Items drawn from a data source
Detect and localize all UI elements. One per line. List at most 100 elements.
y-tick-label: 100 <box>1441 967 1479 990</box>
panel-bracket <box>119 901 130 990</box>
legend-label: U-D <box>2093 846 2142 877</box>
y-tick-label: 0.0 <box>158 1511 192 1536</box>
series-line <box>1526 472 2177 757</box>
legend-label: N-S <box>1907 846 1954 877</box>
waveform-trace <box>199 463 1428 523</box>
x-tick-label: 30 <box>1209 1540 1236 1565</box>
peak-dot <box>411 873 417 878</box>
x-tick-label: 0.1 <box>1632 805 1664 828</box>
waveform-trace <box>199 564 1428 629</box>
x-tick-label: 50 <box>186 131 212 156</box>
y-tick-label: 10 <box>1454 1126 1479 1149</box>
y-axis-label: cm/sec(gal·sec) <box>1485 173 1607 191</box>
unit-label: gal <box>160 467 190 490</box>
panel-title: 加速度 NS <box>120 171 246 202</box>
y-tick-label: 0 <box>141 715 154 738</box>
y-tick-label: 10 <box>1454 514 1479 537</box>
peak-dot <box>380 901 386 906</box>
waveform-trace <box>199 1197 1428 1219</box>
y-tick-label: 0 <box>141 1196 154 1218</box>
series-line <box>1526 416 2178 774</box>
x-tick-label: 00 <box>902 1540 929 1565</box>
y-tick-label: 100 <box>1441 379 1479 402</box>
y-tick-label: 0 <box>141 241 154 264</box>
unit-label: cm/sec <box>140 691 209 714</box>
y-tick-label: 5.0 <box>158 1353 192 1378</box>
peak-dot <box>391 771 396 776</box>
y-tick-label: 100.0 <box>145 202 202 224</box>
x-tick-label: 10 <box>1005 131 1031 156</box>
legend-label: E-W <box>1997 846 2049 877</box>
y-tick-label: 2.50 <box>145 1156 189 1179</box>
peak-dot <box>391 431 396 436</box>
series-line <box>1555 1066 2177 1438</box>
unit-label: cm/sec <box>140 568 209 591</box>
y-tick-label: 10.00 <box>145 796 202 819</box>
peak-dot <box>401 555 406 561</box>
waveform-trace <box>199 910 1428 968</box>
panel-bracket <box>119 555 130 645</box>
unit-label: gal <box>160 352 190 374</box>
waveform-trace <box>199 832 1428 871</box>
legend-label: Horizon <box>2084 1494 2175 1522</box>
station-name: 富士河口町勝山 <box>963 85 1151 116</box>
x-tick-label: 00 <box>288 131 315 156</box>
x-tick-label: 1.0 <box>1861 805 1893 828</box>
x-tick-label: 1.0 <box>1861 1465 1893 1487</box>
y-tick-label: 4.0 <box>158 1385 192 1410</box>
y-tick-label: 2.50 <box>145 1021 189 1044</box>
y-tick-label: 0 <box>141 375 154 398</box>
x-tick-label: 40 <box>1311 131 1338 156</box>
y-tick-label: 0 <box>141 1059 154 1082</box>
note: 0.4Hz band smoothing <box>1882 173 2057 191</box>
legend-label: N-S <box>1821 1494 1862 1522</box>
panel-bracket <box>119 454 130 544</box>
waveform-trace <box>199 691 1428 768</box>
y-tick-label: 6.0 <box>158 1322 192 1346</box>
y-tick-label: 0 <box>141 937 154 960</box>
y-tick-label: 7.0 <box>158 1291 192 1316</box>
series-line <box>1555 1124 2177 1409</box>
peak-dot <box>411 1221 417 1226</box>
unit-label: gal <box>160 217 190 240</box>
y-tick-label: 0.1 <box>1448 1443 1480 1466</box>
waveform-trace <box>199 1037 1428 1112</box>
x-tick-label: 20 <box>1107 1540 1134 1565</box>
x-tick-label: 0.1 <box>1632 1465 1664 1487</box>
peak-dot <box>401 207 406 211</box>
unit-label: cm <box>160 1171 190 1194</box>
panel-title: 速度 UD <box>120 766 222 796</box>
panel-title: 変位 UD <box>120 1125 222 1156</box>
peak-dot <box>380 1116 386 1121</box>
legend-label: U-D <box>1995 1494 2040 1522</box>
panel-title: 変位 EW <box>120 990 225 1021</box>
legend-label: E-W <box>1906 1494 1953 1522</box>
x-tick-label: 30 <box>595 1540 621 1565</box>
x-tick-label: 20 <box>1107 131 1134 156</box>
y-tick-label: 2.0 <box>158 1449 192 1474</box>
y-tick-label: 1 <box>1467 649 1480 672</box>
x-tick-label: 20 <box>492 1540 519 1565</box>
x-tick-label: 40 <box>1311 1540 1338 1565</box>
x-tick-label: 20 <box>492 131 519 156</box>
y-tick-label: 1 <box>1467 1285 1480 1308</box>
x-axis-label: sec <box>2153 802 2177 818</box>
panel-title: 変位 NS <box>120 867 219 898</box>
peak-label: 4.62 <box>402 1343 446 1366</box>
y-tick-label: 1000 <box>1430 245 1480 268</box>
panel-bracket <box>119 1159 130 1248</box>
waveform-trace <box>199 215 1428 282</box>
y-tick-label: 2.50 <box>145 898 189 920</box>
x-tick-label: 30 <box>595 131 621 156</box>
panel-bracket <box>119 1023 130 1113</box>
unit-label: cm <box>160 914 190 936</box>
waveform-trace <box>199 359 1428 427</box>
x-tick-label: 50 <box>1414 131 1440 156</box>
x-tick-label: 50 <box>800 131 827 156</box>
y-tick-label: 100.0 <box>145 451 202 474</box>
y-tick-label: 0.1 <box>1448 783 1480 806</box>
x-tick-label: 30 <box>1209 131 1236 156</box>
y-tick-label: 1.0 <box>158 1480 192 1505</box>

**YOUR INSTRUCTIONS**
Reproduce all of the material above line for line, changing nothing.

**SOLUTION TO THIS PROBLEM**
Detect and localize all UI elements. One per line. List at most 100 elements.
y-tick-label: 100 <box>1441 967 1479 990</box>
panel-bracket <box>119 901 130 990</box>
legend-label: U-D <box>2093 846 2142 877</box>
y-tick-label: 0.0 <box>158 1511 192 1536</box>
series-line <box>1526 472 2177 757</box>
legend-label: N-S <box>1907 846 1954 877</box>
waveform-trace <box>199 463 1428 523</box>
x-tick-label: 30 <box>1209 1540 1236 1565</box>
peak-dot <box>411 873 417 878</box>
x-tick-label: 0.1 <box>1632 805 1664 828</box>
waveform-trace <box>199 564 1428 629</box>
x-tick-label: 50 <box>186 131 212 156</box>
y-tick-label: 10 <box>1454 1126 1479 1149</box>
y-axis-label: cm/sec(gal·sec) <box>1485 173 1607 191</box>
unit-label: gal <box>160 467 190 490</box>
panel-title: 加速度 NS <box>120 171 246 202</box>
y-tick-label: 0 <box>141 715 154 738</box>
y-tick-label: 10 <box>1454 514 1479 537</box>
peak-dot <box>380 901 386 906</box>
waveform-trace <box>199 1197 1428 1219</box>
y-tick-label: 0 <box>141 1196 154 1218</box>
series-line <box>1526 416 2178 774</box>
x-tick-label: 00 <box>902 1540 929 1565</box>
y-tick-label: 100 <box>1441 379 1479 402</box>
y-tick-label: 0 <box>141 241 154 264</box>
unit-label: cm/sec <box>140 691 209 714</box>
y-tick-label: 5.0 <box>158 1353 192 1378</box>
peak-dot <box>391 771 396 776</box>
y-tick-label: 100.0 <box>145 202 202 224</box>
x-tick-label: 10 <box>1005 131 1031 156</box>
legend-label: E-W <box>1997 846 2049 877</box>
y-tick-label: 2.50 <box>145 1156 189 1179</box>
peak-dot <box>391 431 396 436</box>
series-line <box>1555 1066 2177 1438</box>
unit-label: cm/sec <box>140 568 209 591</box>
y-tick-label: 10.00 <box>145 796 202 819</box>
peak-dot <box>401 555 406 561</box>
waveform-trace <box>199 910 1428 968</box>
panel-bracket <box>119 555 130 645</box>
unit-label: gal <box>160 352 190 374</box>
waveform-trace <box>199 832 1428 871</box>
legend-label: Horizon <box>2084 1494 2175 1522</box>
station-name: 富士河口町勝山 <box>963 85 1151 116</box>
x-tick-label: 00 <box>288 131 315 156</box>
x-tick-label: 1.0 <box>1861 805 1893 828</box>
x-tick-label: 1.0 <box>1861 1465 1893 1487</box>
y-tick-label: 4.0 <box>158 1385 192 1410</box>
y-tick-label: 2.50 <box>145 1021 189 1044</box>
y-tick-label: 0 <box>141 375 154 398</box>
x-tick-label: 40 <box>1311 131 1338 156</box>
y-tick-label: 0 <box>141 1059 154 1082</box>
note: 0.4Hz band smoothing <box>1882 173 2057 191</box>
legend-label: N-S <box>1821 1494 1862 1522</box>
panel-bracket <box>119 454 130 544</box>
waveform-trace <box>199 691 1428 768</box>
y-tick-label: 6.0 <box>158 1322 192 1346</box>
y-tick-label: 0 <box>141 937 154 960</box>
y-tick-label: 7.0 <box>158 1291 192 1316</box>
series-line <box>1555 1124 2177 1409</box>
peak-dot <box>411 1221 417 1226</box>
unit-label: gal <box>160 217 190 240</box>
y-tick-label: 0.1 <box>1448 1443 1480 1466</box>
waveform-trace <box>199 1037 1428 1112</box>
x-tick-label: 20 <box>1107 1540 1134 1565</box>
x-tick-label: 0.1 <box>1632 1465 1664 1487</box>
peak-dot <box>401 207 406 211</box>
unit-label: cm <box>160 1171 190 1194</box>
panel-title: 速度 UD <box>120 766 222 796</box>
panel-title: 変位 UD <box>120 1125 222 1156</box>
peak-dot <box>380 1116 386 1121</box>
legend-label: U-D <box>1995 1494 2040 1522</box>
panel-title: 変位 EW <box>120 990 225 1021</box>
legend-label: E-W <box>1906 1494 1953 1522</box>
x-tick-label: 30 <box>595 1540 621 1565</box>
x-tick-label: 20 <box>1107 131 1134 156</box>
y-tick-label: 2.0 <box>158 1449 192 1474</box>
y-tick-label: 1 <box>1467 649 1480 672</box>
x-tick-label: 20 <box>492 1540 519 1565</box>
x-tick-label: 40 <box>1311 1540 1338 1565</box>
x-tick-label: 20 <box>492 131 519 156</box>
y-tick-label: 1 <box>1467 1285 1480 1308</box>
x-axis-label: sec <box>2153 802 2177 818</box>
panel-title: 変位 NS <box>120 867 219 898</box>
peak-label: 4.62 <box>402 1343 446 1366</box>
y-tick-label: 1000 <box>1430 245 1480 268</box>
panel-bracket <box>119 1159 130 1248</box>
waveform-trace <box>199 215 1428 282</box>
y-tick-label: 2.50 <box>145 898 189 920</box>
x-tick-label: 30 <box>595 131 621 156</box>
panel-bracket <box>119 1023 130 1113</box>
unit-label: cm <box>160 914 190 936</box>
waveform-trace <box>199 359 1428 427</box>
x-tick-label: 50 <box>1414 131 1440 156</box>
x-tick-label: 50 <box>800 131 827 156</box>
y-tick-label: 100.0 <box>145 451 202 474</box>
y-tick-label: 0.1 <box>1448 783 1480 806</box>
x-tick-label: 30 <box>1209 131 1236 156</box>
y-tick-label: 1.0 <box>158 1480 192 1505</box>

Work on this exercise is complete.